# Required task
Using the listing below, copy every line that mentions "chất".

= = = = = = =

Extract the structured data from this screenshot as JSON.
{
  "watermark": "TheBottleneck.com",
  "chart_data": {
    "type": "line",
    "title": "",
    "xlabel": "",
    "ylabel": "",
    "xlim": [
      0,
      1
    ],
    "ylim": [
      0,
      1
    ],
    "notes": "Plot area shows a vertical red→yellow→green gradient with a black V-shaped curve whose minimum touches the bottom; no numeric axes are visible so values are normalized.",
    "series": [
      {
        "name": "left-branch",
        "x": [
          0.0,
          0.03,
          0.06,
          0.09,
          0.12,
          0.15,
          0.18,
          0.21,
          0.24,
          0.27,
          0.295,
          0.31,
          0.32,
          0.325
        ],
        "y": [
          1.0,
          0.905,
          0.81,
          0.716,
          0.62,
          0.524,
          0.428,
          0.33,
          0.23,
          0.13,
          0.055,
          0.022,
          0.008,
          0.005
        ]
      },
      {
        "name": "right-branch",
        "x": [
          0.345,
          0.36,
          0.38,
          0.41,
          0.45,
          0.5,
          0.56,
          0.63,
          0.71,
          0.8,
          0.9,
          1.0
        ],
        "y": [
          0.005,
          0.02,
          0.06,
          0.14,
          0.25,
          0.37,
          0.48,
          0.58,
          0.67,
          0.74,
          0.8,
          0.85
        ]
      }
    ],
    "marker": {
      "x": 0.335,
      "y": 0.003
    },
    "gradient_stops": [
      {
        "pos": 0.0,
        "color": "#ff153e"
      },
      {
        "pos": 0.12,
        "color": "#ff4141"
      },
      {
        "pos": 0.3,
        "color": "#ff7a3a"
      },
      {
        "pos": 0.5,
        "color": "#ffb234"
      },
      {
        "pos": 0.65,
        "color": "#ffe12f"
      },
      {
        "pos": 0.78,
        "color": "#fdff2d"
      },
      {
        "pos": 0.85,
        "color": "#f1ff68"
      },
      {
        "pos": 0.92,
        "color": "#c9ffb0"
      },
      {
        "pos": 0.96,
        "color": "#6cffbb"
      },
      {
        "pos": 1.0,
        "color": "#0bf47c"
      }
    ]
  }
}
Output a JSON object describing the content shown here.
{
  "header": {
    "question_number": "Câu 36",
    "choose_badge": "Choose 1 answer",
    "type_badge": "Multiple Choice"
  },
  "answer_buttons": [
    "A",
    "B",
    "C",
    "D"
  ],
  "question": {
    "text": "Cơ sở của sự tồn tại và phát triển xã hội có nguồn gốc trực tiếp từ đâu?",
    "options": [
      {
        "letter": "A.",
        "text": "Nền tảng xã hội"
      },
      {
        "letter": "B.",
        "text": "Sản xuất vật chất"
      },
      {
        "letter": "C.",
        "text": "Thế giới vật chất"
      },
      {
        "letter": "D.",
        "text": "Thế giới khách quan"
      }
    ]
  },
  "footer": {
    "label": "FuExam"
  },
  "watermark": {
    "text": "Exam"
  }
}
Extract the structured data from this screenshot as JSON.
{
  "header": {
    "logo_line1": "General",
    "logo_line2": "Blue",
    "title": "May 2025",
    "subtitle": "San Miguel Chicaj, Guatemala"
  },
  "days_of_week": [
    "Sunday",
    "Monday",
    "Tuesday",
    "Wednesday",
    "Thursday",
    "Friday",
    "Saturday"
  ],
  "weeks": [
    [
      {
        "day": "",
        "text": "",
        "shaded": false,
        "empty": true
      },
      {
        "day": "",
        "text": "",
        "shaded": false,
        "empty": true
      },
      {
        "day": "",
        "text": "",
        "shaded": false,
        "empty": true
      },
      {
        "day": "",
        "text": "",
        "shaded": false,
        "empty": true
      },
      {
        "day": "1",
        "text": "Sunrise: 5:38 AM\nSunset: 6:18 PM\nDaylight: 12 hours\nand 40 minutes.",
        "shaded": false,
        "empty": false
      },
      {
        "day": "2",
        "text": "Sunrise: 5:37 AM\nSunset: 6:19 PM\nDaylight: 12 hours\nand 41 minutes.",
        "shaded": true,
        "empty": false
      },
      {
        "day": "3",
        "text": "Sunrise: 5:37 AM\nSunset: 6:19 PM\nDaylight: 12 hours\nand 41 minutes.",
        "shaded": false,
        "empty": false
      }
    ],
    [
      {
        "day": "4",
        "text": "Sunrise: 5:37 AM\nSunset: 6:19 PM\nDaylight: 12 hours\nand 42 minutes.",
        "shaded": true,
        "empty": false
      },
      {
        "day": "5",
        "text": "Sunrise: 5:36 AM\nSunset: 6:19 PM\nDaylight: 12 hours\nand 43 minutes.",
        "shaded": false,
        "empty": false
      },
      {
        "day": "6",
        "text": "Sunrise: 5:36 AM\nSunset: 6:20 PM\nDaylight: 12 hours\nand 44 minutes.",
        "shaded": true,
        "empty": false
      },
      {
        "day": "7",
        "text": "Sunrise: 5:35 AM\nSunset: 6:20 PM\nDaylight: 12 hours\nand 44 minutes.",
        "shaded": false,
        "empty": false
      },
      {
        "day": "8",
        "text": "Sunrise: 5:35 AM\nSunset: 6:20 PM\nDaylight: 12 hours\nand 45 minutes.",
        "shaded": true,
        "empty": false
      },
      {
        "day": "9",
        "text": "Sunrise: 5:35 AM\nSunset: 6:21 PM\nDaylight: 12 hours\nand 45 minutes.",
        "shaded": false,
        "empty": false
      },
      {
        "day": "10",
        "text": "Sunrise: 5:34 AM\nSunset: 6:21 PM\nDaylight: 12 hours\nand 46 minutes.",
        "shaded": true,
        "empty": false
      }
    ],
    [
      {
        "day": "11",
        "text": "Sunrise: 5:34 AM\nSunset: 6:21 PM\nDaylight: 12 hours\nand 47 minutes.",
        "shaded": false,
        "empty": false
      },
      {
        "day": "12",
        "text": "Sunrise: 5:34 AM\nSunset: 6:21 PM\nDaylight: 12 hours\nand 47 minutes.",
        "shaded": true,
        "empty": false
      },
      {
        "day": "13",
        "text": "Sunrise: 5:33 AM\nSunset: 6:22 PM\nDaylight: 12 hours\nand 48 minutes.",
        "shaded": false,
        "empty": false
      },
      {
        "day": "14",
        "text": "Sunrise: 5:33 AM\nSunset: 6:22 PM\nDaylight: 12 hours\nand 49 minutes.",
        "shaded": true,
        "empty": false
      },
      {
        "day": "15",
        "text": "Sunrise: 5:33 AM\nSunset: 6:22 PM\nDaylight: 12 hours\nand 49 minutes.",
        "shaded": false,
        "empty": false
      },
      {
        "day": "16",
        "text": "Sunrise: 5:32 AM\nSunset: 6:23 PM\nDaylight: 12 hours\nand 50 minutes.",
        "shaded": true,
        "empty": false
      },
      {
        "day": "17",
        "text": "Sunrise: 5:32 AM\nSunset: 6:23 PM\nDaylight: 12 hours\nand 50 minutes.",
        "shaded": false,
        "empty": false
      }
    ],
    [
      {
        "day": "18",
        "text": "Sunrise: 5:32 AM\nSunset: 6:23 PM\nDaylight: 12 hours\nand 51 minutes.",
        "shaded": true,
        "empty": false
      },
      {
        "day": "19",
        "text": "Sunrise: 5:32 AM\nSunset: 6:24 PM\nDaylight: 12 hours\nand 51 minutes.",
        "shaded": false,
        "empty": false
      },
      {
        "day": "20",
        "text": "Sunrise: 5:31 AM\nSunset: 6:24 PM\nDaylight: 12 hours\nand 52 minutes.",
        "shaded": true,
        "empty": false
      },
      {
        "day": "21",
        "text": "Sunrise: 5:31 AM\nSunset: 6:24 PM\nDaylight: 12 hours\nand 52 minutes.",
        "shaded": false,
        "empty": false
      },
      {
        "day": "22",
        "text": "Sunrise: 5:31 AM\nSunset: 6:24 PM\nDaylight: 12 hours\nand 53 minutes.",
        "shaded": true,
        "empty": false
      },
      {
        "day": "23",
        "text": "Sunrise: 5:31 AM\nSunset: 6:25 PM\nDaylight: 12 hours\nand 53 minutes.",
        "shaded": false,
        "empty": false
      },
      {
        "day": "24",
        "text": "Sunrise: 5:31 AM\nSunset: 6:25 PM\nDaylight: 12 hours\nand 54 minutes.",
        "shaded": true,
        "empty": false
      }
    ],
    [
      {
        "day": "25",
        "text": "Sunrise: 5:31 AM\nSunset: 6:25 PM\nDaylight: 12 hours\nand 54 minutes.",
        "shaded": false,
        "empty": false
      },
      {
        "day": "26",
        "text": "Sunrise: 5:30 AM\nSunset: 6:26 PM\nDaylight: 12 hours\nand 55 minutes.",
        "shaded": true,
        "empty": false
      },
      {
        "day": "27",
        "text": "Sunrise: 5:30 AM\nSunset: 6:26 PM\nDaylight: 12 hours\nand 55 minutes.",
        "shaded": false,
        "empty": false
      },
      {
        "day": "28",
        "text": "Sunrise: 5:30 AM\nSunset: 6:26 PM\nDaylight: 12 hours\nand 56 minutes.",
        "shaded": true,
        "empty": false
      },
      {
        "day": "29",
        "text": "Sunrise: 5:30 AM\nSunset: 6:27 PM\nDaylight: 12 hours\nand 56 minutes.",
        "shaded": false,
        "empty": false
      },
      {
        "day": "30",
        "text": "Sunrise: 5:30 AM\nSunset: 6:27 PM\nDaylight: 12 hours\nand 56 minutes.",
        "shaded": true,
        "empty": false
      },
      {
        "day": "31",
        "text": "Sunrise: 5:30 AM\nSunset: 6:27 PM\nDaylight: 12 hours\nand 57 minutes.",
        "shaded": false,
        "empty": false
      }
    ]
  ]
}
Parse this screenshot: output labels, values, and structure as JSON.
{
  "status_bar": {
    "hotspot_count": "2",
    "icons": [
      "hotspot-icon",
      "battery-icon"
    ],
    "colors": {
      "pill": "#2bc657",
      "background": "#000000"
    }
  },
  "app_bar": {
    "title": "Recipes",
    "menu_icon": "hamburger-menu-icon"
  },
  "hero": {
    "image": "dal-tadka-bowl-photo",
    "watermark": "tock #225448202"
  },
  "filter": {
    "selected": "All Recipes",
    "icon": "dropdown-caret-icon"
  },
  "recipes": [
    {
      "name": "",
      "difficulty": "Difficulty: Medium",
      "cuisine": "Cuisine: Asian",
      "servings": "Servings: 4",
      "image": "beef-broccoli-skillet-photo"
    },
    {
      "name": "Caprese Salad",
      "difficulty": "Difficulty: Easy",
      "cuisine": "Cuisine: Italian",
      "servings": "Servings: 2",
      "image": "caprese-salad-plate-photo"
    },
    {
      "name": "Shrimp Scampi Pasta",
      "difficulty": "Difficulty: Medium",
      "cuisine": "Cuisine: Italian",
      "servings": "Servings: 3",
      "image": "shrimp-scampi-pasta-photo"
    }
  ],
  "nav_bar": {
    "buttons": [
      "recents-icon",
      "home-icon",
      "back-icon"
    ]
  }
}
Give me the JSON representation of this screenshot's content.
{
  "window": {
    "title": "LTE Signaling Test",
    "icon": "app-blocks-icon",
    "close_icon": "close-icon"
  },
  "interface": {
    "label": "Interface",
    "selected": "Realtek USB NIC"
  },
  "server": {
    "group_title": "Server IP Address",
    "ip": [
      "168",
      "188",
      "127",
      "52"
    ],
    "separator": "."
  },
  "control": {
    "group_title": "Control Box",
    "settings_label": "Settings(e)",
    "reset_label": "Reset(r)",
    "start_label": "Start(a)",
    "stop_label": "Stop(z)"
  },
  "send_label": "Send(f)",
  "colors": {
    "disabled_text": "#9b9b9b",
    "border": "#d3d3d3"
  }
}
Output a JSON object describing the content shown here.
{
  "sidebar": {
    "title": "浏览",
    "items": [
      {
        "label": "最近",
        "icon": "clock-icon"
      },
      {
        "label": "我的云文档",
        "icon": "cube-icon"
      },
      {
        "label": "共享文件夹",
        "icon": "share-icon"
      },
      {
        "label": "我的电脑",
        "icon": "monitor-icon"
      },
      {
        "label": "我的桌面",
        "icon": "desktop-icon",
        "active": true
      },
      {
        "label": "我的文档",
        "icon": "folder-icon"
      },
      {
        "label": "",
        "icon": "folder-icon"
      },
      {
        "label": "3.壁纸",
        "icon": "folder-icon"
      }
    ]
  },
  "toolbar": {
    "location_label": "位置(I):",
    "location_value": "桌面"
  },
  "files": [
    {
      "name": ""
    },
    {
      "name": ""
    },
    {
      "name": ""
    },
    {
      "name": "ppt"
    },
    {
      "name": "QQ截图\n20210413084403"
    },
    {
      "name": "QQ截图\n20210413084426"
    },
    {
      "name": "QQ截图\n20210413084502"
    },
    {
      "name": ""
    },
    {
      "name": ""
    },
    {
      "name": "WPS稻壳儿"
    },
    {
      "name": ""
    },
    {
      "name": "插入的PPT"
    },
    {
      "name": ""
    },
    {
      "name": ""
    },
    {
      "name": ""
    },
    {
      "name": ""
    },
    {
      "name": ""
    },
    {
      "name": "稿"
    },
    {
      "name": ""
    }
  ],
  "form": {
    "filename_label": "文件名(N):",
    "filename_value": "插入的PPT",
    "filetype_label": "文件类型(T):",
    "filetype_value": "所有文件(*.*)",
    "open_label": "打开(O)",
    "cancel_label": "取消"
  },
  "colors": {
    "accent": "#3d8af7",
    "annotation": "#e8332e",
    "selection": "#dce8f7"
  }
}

= = = = = = =

# Response to this task
        "text": "Sản xuất vật chất"
        "text": "Thế giới vật chất"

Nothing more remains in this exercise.